Copy each line of the records that holds the string "punktów".

[Figure dataset records]
— Begin —

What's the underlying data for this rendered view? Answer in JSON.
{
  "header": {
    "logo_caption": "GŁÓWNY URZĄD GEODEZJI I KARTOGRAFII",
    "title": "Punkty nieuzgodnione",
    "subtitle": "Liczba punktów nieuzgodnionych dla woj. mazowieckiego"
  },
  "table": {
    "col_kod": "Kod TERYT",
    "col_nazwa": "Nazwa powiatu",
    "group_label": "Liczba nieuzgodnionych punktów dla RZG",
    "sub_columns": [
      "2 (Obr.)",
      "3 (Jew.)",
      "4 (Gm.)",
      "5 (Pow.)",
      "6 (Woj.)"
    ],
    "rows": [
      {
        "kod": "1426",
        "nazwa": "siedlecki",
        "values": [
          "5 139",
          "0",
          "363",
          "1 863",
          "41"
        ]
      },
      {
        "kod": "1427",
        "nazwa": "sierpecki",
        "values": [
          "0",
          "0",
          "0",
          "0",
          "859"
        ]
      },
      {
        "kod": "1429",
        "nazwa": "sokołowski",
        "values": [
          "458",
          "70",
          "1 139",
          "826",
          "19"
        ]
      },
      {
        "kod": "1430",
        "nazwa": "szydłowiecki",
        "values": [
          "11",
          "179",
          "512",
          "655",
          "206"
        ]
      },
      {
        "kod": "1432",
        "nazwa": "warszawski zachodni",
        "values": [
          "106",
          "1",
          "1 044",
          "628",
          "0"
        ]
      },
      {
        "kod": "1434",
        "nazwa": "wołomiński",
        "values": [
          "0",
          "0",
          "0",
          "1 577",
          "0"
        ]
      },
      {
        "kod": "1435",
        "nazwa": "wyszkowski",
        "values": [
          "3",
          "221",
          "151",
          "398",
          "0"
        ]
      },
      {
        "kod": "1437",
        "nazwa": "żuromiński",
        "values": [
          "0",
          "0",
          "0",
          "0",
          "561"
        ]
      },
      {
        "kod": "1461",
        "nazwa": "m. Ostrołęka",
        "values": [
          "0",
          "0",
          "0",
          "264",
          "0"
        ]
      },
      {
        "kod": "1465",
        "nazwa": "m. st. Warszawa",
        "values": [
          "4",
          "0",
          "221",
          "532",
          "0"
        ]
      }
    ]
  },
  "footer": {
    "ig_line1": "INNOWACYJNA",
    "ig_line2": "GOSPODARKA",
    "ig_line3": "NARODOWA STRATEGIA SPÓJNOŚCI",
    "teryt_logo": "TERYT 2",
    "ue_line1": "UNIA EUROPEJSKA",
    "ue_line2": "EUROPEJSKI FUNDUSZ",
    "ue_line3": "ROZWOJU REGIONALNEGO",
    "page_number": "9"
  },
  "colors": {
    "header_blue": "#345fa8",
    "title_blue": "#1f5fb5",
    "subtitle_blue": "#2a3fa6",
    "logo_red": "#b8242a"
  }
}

— End —

#### [COMPLETED TASK]
    "subtitle": "Liczba punktów nieuzgodnionych dla woj. mazowieckiego"
    "group_label": "Liczba nieuzgodnionych punktów dla RZG",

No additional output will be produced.